EXTRACTED DATA |
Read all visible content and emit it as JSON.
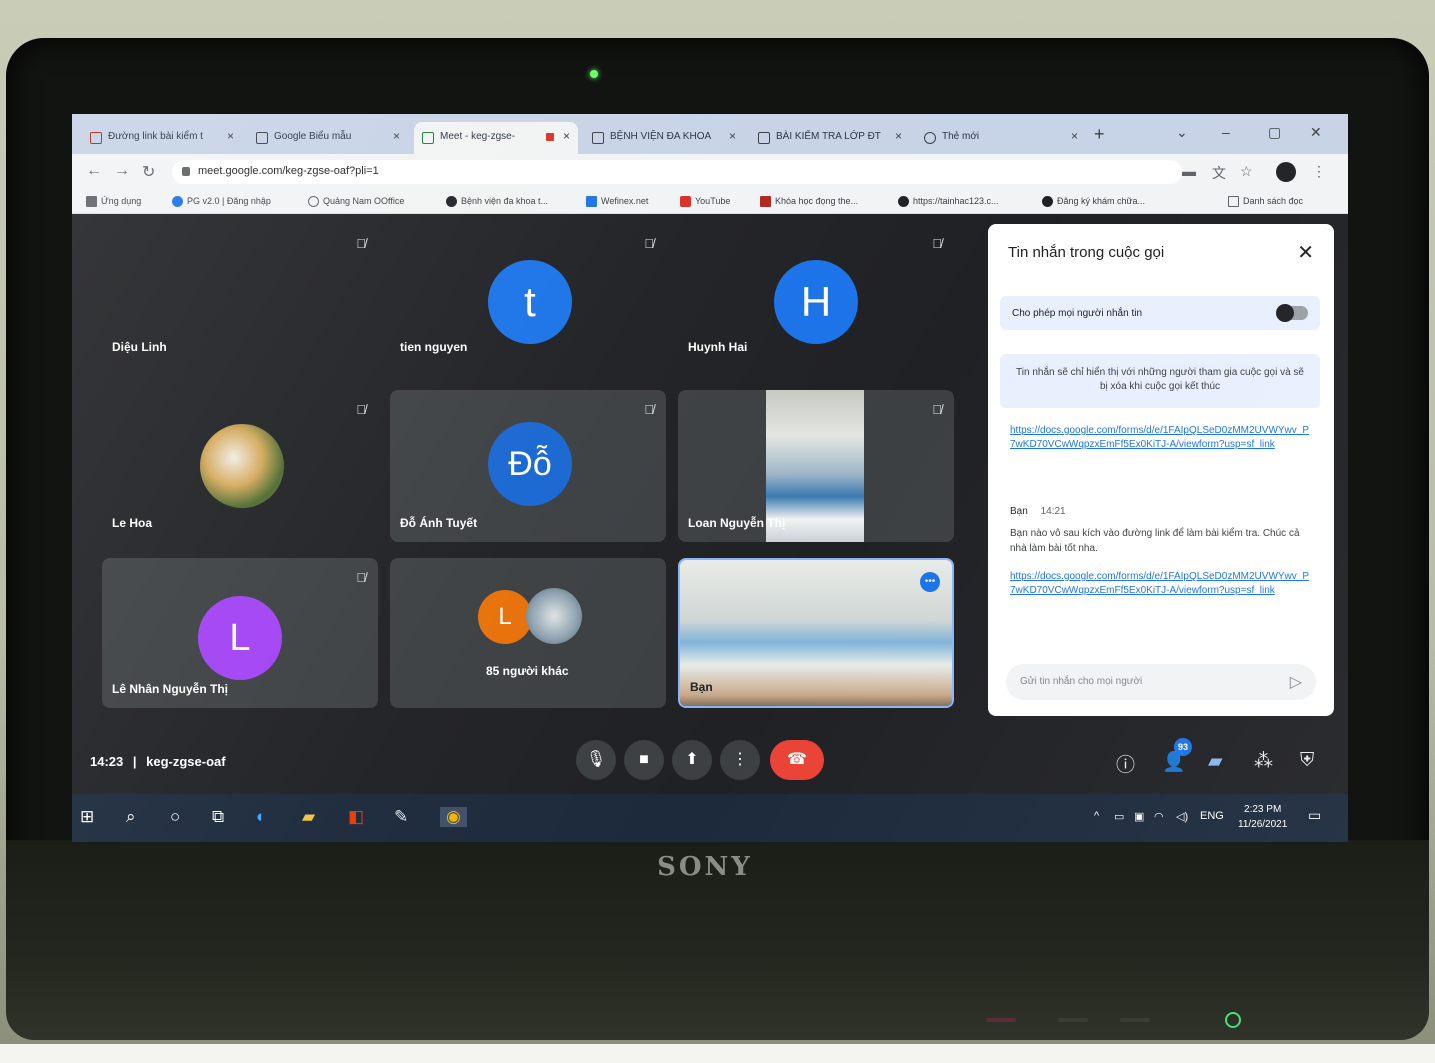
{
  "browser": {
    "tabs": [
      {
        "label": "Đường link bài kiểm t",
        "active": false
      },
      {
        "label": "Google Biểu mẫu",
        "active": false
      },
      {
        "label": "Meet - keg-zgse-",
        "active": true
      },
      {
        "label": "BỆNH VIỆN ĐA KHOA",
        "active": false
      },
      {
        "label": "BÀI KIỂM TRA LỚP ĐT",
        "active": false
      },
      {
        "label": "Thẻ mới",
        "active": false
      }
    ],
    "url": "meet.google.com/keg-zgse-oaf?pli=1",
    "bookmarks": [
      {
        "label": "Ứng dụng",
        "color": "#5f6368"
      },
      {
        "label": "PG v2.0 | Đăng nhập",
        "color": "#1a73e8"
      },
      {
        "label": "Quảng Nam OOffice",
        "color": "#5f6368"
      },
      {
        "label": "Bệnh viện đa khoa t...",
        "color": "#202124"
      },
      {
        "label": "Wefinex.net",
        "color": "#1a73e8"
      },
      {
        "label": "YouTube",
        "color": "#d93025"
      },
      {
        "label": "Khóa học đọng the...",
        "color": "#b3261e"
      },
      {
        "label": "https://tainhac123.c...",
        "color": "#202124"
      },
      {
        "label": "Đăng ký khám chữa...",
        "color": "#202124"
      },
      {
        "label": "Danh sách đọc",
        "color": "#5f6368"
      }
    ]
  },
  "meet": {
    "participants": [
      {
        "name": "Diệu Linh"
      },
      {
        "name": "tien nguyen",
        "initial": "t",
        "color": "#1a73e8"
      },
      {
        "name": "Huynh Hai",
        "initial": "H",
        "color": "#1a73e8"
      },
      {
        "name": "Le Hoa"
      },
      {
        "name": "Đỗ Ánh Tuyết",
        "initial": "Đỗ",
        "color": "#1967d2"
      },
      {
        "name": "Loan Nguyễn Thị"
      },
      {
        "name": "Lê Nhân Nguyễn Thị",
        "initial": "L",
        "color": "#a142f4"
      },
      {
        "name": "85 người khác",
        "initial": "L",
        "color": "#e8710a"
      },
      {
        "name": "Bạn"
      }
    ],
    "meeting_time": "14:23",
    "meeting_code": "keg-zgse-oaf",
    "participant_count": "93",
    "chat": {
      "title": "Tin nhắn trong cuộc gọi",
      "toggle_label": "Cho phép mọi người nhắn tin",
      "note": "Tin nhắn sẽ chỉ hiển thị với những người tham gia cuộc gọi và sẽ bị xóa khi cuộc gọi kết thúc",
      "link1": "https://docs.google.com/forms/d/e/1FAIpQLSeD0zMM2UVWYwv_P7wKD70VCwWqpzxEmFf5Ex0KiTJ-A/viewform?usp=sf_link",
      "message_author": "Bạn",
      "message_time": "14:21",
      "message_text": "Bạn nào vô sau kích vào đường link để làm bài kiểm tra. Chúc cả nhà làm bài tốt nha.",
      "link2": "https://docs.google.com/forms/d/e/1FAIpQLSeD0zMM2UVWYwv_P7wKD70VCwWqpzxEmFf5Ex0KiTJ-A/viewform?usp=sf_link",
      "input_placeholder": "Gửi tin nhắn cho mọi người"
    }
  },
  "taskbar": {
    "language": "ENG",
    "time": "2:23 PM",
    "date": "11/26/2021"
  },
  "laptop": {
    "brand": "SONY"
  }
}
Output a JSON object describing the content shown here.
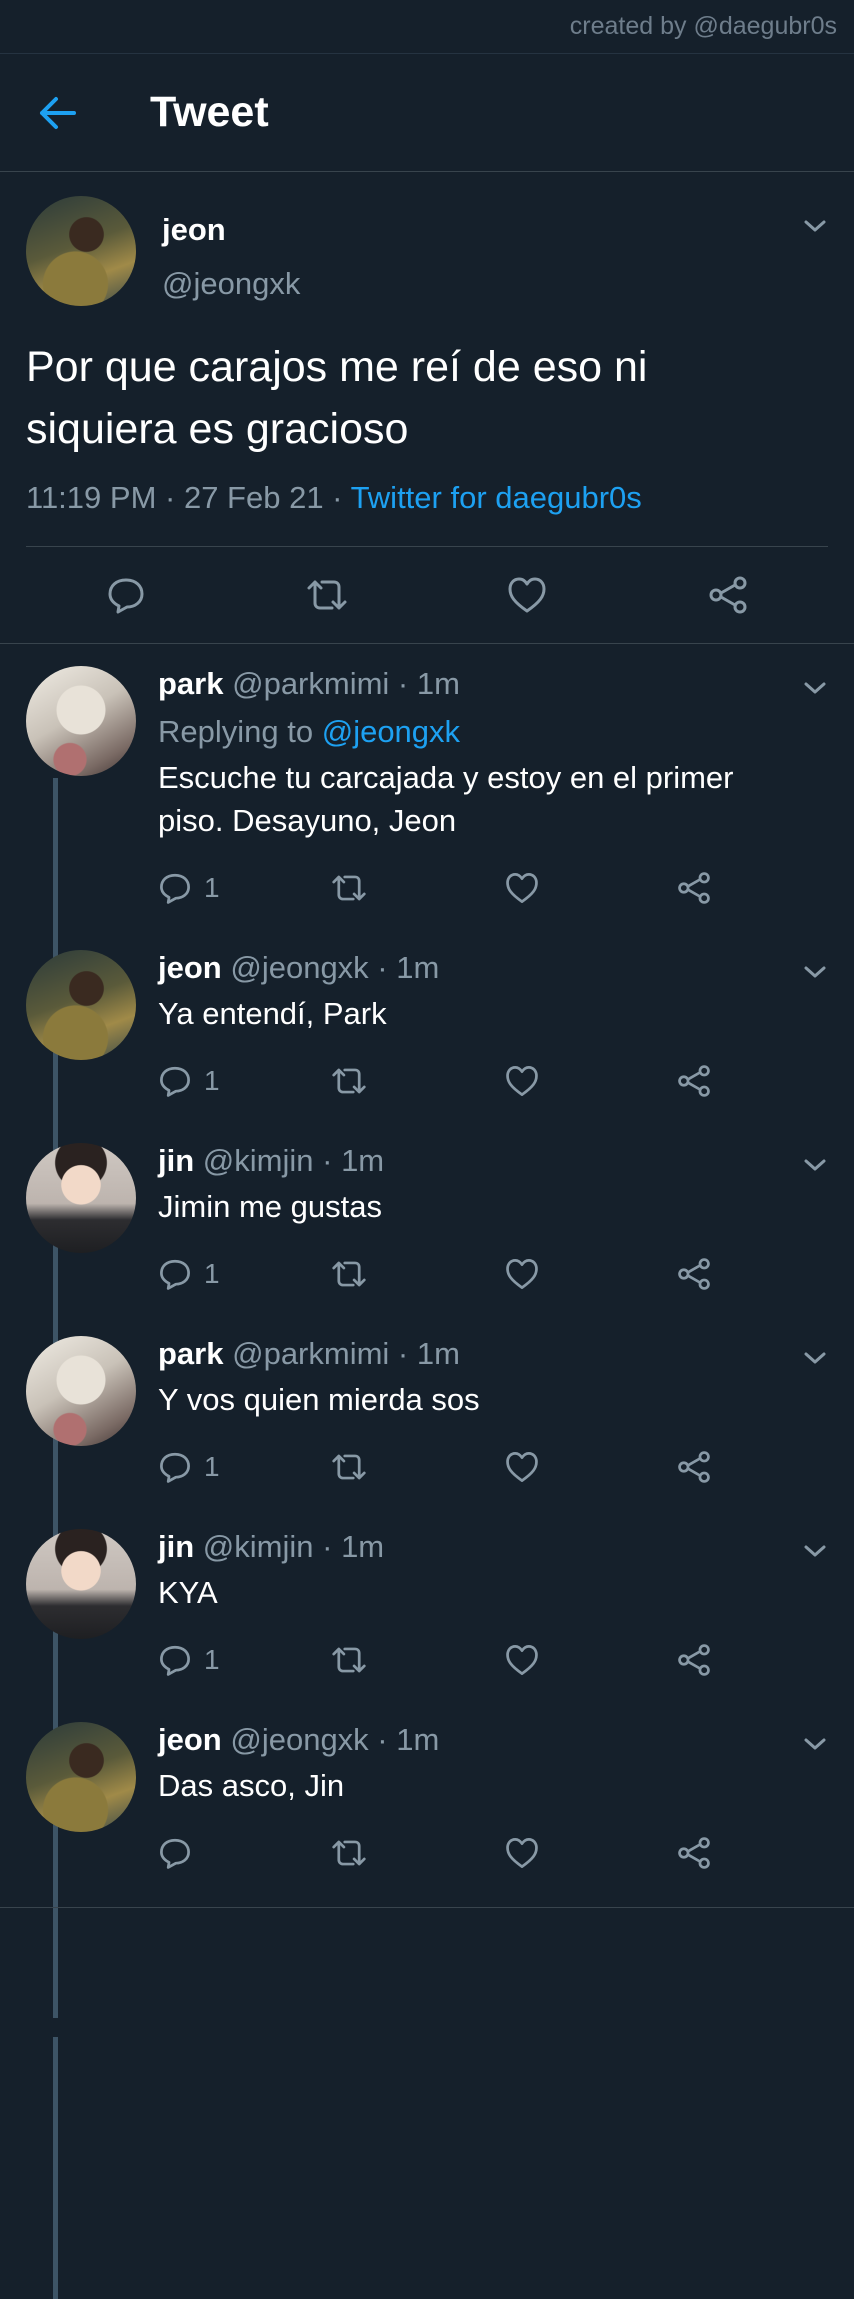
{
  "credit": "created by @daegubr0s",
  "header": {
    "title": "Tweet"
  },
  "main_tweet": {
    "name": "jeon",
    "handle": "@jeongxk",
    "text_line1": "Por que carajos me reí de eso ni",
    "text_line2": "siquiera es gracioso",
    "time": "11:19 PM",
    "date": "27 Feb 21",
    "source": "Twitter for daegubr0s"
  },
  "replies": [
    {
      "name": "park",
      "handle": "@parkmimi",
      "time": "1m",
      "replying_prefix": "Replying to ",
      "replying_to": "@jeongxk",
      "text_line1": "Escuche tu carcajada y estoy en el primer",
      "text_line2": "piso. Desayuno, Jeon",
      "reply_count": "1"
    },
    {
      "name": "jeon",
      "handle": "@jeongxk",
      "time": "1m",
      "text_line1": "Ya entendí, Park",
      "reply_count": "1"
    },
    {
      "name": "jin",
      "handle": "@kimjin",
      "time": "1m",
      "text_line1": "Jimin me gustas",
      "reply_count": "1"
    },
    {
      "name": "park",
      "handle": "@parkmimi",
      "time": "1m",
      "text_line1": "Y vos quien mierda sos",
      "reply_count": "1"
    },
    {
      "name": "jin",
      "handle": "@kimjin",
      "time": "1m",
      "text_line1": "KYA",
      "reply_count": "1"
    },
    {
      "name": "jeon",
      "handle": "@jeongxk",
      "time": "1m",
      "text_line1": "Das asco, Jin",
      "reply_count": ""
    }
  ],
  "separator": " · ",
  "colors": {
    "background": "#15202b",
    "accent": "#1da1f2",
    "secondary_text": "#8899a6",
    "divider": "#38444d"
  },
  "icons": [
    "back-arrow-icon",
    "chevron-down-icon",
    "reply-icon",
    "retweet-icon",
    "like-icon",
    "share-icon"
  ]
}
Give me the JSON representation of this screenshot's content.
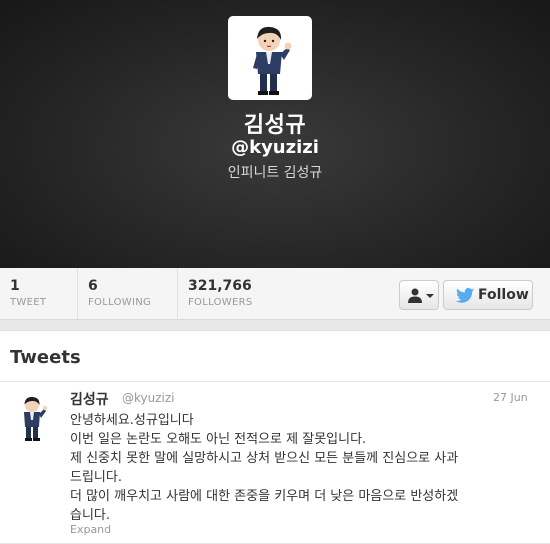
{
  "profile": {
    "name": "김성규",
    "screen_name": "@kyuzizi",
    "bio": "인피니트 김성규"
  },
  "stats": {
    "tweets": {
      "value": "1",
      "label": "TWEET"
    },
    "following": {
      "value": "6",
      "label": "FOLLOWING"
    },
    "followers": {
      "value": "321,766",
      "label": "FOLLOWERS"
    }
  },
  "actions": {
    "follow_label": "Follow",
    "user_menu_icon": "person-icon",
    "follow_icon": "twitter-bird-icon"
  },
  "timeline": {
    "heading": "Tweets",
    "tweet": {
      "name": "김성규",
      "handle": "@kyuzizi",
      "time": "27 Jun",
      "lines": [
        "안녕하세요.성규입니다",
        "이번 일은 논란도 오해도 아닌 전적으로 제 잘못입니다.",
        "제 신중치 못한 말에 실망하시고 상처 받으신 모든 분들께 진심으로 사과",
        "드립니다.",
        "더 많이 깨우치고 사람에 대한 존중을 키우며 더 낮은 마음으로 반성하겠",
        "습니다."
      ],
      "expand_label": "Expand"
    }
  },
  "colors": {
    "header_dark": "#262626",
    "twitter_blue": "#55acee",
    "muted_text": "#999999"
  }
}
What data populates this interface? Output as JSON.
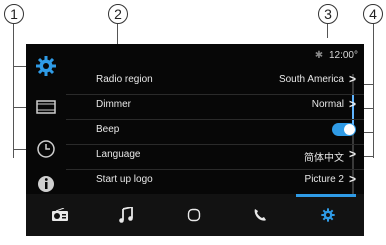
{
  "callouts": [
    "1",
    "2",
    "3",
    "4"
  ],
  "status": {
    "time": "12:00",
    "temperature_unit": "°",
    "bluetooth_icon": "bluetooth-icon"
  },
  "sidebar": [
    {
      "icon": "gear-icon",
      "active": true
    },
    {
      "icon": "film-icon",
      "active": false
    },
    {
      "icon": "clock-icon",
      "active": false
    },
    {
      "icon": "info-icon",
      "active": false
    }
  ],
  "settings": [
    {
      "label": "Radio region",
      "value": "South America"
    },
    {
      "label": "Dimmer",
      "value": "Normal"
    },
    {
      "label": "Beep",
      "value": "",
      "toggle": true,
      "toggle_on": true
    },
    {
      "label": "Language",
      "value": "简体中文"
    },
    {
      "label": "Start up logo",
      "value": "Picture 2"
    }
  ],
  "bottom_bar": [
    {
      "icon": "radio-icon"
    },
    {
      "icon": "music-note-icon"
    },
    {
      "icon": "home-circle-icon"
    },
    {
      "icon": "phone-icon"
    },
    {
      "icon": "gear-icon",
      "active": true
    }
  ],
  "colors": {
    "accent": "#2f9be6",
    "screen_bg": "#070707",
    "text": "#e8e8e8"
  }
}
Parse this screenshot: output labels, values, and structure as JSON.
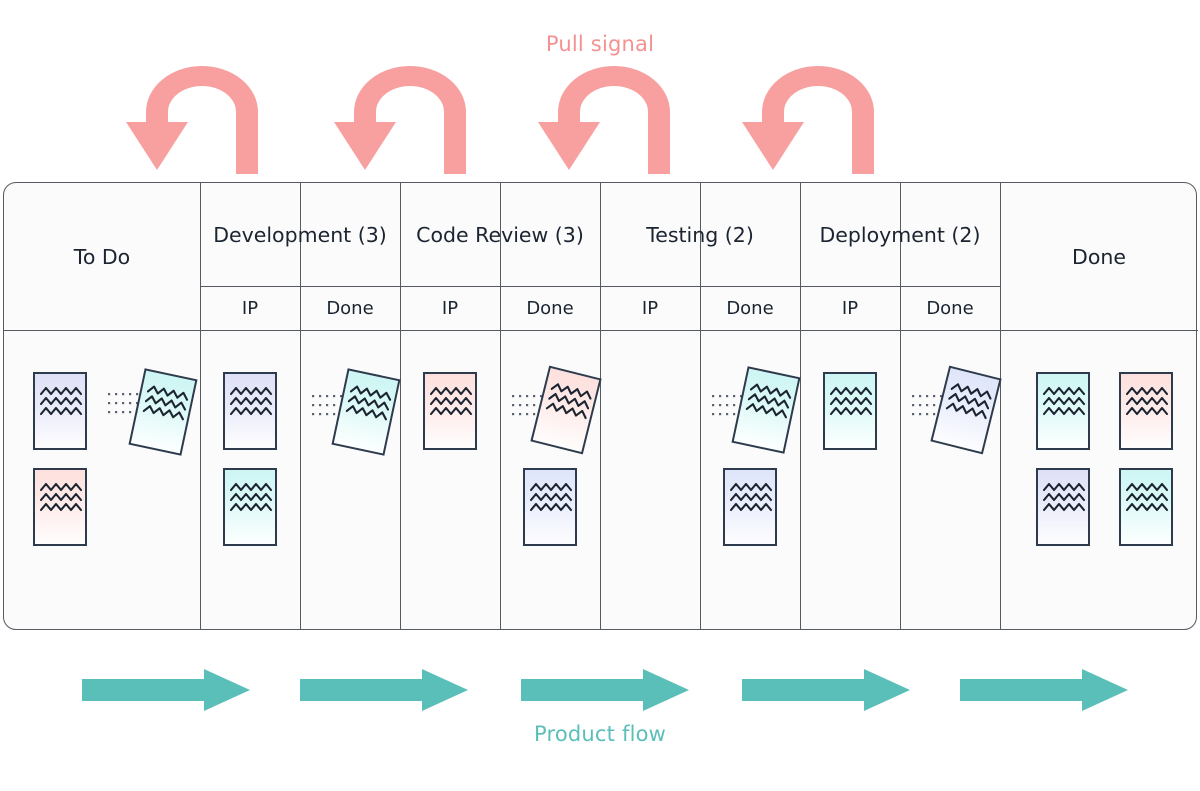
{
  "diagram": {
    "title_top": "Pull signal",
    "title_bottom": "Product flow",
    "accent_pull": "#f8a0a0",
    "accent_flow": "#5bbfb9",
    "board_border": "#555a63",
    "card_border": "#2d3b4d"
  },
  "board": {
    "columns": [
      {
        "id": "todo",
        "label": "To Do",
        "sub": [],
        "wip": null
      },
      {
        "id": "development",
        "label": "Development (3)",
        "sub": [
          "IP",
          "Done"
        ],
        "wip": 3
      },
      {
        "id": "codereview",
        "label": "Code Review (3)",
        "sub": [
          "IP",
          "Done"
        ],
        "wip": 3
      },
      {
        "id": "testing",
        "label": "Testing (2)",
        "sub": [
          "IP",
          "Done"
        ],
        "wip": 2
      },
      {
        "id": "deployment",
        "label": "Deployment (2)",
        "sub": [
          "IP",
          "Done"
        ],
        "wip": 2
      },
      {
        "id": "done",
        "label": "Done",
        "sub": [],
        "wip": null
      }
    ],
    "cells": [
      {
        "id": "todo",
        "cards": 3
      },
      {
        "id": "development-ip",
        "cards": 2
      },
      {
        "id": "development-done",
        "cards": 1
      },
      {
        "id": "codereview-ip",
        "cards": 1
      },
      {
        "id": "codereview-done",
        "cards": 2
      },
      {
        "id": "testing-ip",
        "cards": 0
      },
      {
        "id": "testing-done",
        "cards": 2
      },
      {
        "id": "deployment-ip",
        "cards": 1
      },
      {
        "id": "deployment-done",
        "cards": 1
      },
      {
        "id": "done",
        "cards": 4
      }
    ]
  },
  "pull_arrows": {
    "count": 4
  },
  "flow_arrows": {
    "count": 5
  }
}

WRITTEN EXERCISE | Leave out every line without the string "true" and copy the rest.

TASK RESPONSE |
        "active": true
      "active": true
      "toggle": true,
      "toggle_on": true
      "active": true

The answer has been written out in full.